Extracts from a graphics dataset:
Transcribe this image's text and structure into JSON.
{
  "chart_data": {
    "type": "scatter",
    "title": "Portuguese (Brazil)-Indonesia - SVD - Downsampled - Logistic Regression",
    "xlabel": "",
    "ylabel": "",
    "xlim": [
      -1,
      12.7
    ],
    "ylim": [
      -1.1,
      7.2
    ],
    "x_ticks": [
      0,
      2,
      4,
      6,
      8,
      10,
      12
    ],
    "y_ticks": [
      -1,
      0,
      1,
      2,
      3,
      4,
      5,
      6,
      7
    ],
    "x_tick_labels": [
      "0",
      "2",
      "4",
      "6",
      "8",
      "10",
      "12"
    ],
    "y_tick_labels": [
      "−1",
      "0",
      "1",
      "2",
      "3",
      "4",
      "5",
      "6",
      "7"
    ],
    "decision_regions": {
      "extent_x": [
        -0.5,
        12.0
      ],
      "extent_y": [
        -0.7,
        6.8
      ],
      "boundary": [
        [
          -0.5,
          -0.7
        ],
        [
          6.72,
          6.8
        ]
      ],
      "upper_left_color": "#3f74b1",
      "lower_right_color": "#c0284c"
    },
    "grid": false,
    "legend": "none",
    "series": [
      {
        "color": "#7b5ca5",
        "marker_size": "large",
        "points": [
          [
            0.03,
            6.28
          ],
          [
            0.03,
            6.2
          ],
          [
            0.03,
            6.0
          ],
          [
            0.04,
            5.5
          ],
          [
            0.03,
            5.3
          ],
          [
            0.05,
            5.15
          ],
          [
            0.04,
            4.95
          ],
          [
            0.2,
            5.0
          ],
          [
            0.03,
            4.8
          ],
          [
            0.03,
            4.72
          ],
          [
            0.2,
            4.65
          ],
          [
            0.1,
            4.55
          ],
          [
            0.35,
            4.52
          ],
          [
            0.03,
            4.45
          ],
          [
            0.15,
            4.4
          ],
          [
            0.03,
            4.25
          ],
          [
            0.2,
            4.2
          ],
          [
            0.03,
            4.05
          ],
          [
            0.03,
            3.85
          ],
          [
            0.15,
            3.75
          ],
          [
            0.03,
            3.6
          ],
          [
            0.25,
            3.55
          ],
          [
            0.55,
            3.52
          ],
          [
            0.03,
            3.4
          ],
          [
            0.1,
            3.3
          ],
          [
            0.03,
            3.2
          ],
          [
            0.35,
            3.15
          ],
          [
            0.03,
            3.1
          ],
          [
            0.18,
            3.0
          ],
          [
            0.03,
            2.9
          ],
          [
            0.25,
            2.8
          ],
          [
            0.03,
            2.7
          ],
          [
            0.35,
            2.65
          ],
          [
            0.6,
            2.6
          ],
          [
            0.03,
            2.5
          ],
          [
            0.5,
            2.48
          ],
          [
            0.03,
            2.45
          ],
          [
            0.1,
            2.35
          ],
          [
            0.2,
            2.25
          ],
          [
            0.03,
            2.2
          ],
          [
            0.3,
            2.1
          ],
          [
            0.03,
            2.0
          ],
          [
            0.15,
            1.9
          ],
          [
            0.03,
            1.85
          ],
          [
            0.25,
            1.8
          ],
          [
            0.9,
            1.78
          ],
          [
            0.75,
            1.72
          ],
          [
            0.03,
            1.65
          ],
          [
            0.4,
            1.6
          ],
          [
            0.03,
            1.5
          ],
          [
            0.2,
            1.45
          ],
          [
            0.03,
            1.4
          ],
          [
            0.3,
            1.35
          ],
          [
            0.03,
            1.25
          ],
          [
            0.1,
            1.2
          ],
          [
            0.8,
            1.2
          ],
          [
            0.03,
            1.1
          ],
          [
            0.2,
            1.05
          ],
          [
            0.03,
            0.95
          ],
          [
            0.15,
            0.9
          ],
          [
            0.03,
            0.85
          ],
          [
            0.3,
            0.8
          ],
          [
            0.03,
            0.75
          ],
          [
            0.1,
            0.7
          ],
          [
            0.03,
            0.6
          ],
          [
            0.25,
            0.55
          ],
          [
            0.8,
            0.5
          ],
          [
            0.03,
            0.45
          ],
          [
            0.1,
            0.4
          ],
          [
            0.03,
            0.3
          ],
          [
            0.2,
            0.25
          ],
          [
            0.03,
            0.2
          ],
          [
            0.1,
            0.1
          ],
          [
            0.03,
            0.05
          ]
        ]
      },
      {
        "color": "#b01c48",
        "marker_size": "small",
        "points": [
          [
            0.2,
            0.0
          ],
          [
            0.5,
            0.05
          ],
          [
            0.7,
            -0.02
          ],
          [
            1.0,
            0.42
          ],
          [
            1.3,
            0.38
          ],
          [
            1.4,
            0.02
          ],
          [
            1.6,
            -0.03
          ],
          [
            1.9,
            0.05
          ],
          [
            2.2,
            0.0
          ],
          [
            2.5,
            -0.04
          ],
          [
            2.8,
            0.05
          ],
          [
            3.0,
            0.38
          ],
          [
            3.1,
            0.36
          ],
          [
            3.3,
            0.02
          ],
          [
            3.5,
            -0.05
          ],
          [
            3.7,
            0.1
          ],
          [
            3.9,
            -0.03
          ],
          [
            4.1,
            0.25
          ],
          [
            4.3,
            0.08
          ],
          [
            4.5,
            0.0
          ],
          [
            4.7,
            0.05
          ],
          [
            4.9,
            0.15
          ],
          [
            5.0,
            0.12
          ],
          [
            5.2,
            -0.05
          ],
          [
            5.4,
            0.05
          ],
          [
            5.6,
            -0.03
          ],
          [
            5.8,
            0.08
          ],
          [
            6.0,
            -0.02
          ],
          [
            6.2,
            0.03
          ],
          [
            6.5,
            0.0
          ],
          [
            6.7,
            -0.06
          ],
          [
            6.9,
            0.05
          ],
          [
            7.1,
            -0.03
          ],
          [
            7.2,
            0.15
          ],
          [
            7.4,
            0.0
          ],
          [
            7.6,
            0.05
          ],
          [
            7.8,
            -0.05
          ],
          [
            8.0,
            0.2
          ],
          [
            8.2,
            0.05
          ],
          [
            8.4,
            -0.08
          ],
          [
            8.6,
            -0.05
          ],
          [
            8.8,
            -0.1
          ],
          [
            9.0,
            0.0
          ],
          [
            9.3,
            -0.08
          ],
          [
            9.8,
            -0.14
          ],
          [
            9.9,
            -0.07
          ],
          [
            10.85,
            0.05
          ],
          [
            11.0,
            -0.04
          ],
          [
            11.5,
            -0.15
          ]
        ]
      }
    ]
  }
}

Exercise instructions
From the listing above, extract all records word for word.

Output for this task
Transcribe this image's text and structure into JSON.
{
  "chart_data": {
    "type": "scatter",
    "title": "Portuguese (Brazil)-Indonesia - SVD - Downsampled - Logistic Regression",
    "xlabel": "",
    "ylabel": "",
    "xlim": [
      -1,
      12.7
    ],
    "ylim": [
      -1.1,
      7.2
    ],
    "x_ticks": [
      0,
      2,
      4,
      6,
      8,
      10,
      12
    ],
    "y_ticks": [
      -1,
      0,
      1,
      2,
      3,
      4,
      5,
      6,
      7
    ],
    "x_tick_labels": [
      "0",
      "2",
      "4",
      "6",
      "8",
      "10",
      "12"
    ],
    "y_tick_labels": [
      "−1",
      "0",
      "1",
      "2",
      "3",
      "4",
      "5",
      "6",
      "7"
    ],
    "decision_regions": {
      "extent_x": [
        -0.5,
        12.0
      ],
      "extent_y": [
        -0.7,
        6.8
      ],
      "boundary": [
        [
          -0.5,
          -0.7
        ],
        [
          6.72,
          6.8
        ]
      ],
      "upper_left_color": "#3f74b1",
      "lower_right_color": "#c0284c"
    },
    "grid": false,
    "legend": "none",
    "series": [
      {
        "color": "#7b5ca5",
        "marker_size": "large",
        "points": [
          [
            0.03,
            6.28
          ],
          [
            0.03,
            6.2
          ],
          [
            0.03,
            6.0
          ],
          [
            0.04,
            5.5
          ],
          [
            0.03,
            5.3
          ],
          [
            0.05,
            5.15
          ],
          [
            0.04,
            4.95
          ],
          [
            0.2,
            5.0
          ],
          [
            0.03,
            4.8
          ],
          [
            0.03,
            4.72
          ],
          [
            0.2,
            4.65
          ],
          [
            0.1,
            4.55
          ],
          [
            0.35,
            4.52
          ],
          [
            0.03,
            4.45
          ],
          [
            0.15,
            4.4
          ],
          [
            0.03,
            4.25
          ],
          [
            0.2,
            4.2
          ],
          [
            0.03,
            4.05
          ],
          [
            0.03,
            3.85
          ],
          [
            0.15,
            3.75
          ],
          [
            0.03,
            3.6
          ],
          [
            0.25,
            3.55
          ],
          [
            0.55,
            3.52
          ],
          [
            0.03,
            3.4
          ],
          [
            0.1,
            3.3
          ],
          [
            0.03,
            3.2
          ],
          [
            0.35,
            3.15
          ],
          [
            0.03,
            3.1
          ],
          [
            0.18,
            3.0
          ],
          [
            0.03,
            2.9
          ],
          [
            0.25,
            2.8
          ],
          [
            0.03,
            2.7
          ],
          [
            0.35,
            2.65
          ],
          [
            0.6,
            2.6
          ],
          [
            0.03,
            2.5
          ],
          [
            0.5,
            2.48
          ],
          [
            0.03,
            2.45
          ],
          [
            0.1,
            2.35
          ],
          [
            0.2,
            2.25
          ],
          [
            0.03,
            2.2
          ],
          [
            0.3,
            2.1
          ],
          [
            0.03,
            2.0
          ],
          [
            0.15,
            1.9
          ],
          [
            0.03,
            1.85
          ],
          [
            0.25,
            1.8
          ],
          [
            0.9,
            1.78
          ],
          [
            0.75,
            1.72
          ],
          [
            0.03,
            1.65
          ],
          [
            0.4,
            1.6
          ],
          [
            0.03,
            1.5
          ],
          [
            0.2,
            1.45
          ],
          [
            0.03,
            1.4
          ],
          [
            0.3,
            1.35
          ],
          [
            0.03,
            1.25
          ],
          [
            0.1,
            1.2
          ],
          [
            0.8,
            1.2
          ],
          [
            0.03,
            1.1
          ],
          [
            0.2,
            1.05
          ],
          [
            0.03,
            0.95
          ],
          [
            0.15,
            0.9
          ],
          [
            0.03,
            0.85
          ],
          [
            0.3,
            0.8
          ],
          [
            0.03,
            0.75
          ],
          [
            0.1,
            0.7
          ],
          [
            0.03,
            0.6
          ],
          [
            0.25,
            0.55
          ],
          [
            0.8,
            0.5
          ],
          [
            0.03,
            0.45
          ],
          [
            0.1,
            0.4
          ],
          [
            0.03,
            0.3
          ],
          [
            0.2,
            0.25
          ],
          [
            0.03,
            0.2
          ],
          [
            0.1,
            0.1
          ],
          [
            0.03,
            0.05
          ]
        ]
      },
      {
        "color": "#b01c48",
        "marker_size": "small",
        "points": [
          [
            0.2,
            0.0
          ],
          [
            0.5,
            0.05
          ],
          [
            0.7,
            -0.02
          ],
          [
            1.0,
            0.42
          ],
          [
            1.3,
            0.38
          ],
          [
            1.4,
            0.02
          ],
          [
            1.6,
            -0.03
          ],
          [
            1.9,
            0.05
          ],
          [
            2.2,
            0.0
          ],
          [
            2.5,
            -0.04
          ],
          [
            2.8,
            0.05
          ],
          [
            3.0,
            0.38
          ],
          [
            3.1,
            0.36
          ],
          [
            3.3,
            0.02
          ],
          [
            3.5,
            -0.05
          ],
          [
            3.7,
            0.1
          ],
          [
            3.9,
            -0.03
          ],
          [
            4.1,
            0.25
          ],
          [
            4.3,
            0.08
          ],
          [
            4.5,
            0.0
          ],
          [
            4.7,
            0.05
          ],
          [
            4.9,
            0.15
          ],
          [
            5.0,
            0.12
          ],
          [
            5.2,
            -0.05
          ],
          [
            5.4,
            0.05
          ],
          [
            5.6,
            -0.03
          ],
          [
            5.8,
            0.08
          ],
          [
            6.0,
            -0.02
          ],
          [
            6.2,
            0.03
          ],
          [
            6.5,
            0.0
          ],
          [
            6.7,
            -0.06
          ],
          [
            6.9,
            0.05
          ],
          [
            7.1,
            -0.03
          ],
          [
            7.2,
            0.15
          ],
          [
            7.4,
            0.0
          ],
          [
            7.6,
            0.05
          ],
          [
            7.8,
            -0.05
          ],
          [
            8.0,
            0.2
          ],
          [
            8.2,
            0.05
          ],
          [
            8.4,
            -0.08
          ],
          [
            8.6,
            -0.05
          ],
          [
            8.8,
            -0.1
          ],
          [
            9.0,
            0.0
          ],
          [
            9.3,
            -0.08
          ],
          [
            9.8,
            -0.14
          ],
          [
            9.9,
            -0.07
          ],
          [
            10.85,
            0.05
          ],
          [
            11.0,
            -0.04
          ],
          [
            11.5,
            -0.15
          ]
        ]
      }
    ]
  }
}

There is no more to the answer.